### Task goal
Reproduce each line of the material exactly, minus any picture.

[start Records for this task]

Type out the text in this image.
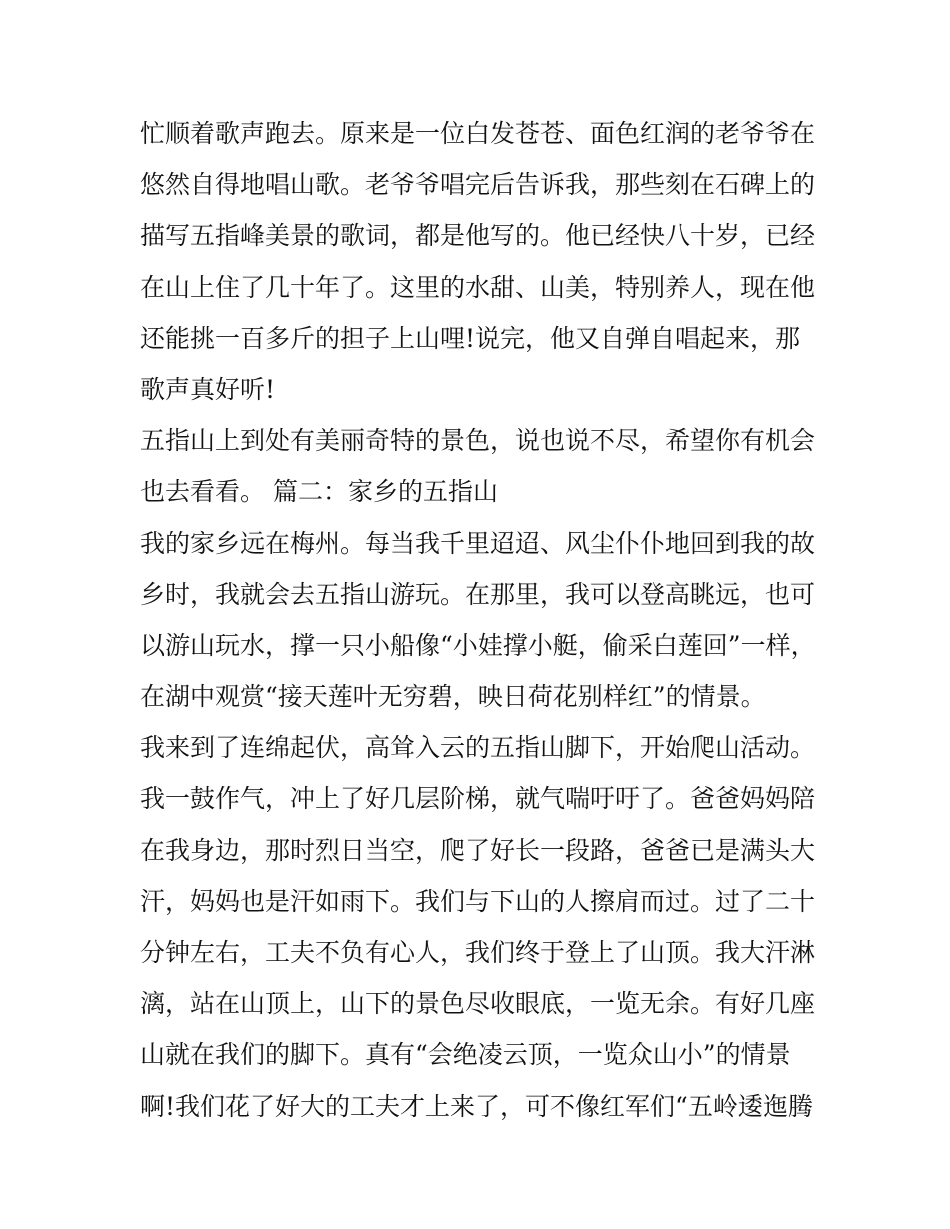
忙顺着歌声跑去。原来是一位白发苍苍、面色红润的老爷爷在
悠然自得地唱山歌。老爷爷唱完后告诉我，那些刻在石碑上的
描写五指峰美景的歌词，都是他写的。他已经快八十岁，已经
在山上住了几十年了。这里的水甜、山美，特别养人，现在他
还能挑一百多斤的担子上山哩!说完，他又自弹自唱起来，那
歌声真好听!
五指山上到处有美丽奇特的景色，说也说不尽，希望你有机会
也去看看。 篇二：家乡的五指山
我的家乡远在梅州。每当我千里迢迢、风尘仆仆地回到我的故
乡时，我就会去五指山游玩。在那里，我可以登高眺远，也可
以游山玩水，撑一只小船像“小娃撑小艇，偷采白莲回”一样，
在湖中观赏“接天莲叶无穷碧，映日荷花别样红”的情景。
我来到了连绵起伏，高耸入云的五指山脚下，开始爬山活动。
我一鼓作气，冲上了好几层阶梯，就气喘吁吁了。爸爸妈妈陪
在我身边，那时烈日当空，爬了好长一段路，爸爸已是满头大
汗，妈妈也是汗如雨下。我们与下山的人擦肩而过。过了二十
分钟左右，工夫不负有心人，我们终于登上了山顶。我大汗淋
漓，站在山顶上，山下的景色尽收眼底，一览无余。有好几座
山就在我们的脚下。真有“会绝凌云顶，一览众山小”的情景
啊!我们花了好大的工夫才上来了，可不像红军们“五岭逶迤腾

[end Records for this task]

### Solution for this exercise
Type out the text in this image.
忙顺着歌声跑去。原来是一位白发苍苍、面色红润的老爷爷在
悠然自得地唱山歌。老爷爷唱完后告诉我，那些刻在石碑上的
描写五指峰美景的歌词，都是他写的。他已经快八十岁，已经
在山上住了几十年了。这里的水甜、山美，特别养人，现在他
还能挑一百多斤的担子上山哩!说完，他又自弹自唱起来，那
歌声真好听!
五指山上到处有美丽奇特的景色，说也说不尽，希望你有机会
也去看看。 篇二：家乡的五指山
我的家乡远在梅州。每当我千里迢迢、风尘仆仆地回到我的故
乡时，我就会去五指山游玩。在那里，我可以登高眺远，也可
以游山玩水，撑一只小船像“小娃撑小艇，偷采白莲回”一样，
在湖中观赏“接天莲叶无穷碧，映日荷花别样红”的情景。
我来到了连绵起伏，高耸入云的五指山脚下，开始爬山活动。
我一鼓作气，冲上了好几层阶梯，就气喘吁吁了。爸爸妈妈陪
在我身边，那时烈日当空，爬了好长一段路，爸爸已是满头大
汗，妈妈也是汗如雨下。我们与下山的人擦肩而过。过了二十
分钟左右，工夫不负有心人，我们终于登上了山顶。我大汗淋
漓，站在山顶上，山下的景色尽收眼底，一览无余。有好几座
山就在我们的脚下。真有“会绝凌云顶，一览众山小”的情景
啊!我们花了好大的工夫才上来了，可不像红军们“五岭逶迤腾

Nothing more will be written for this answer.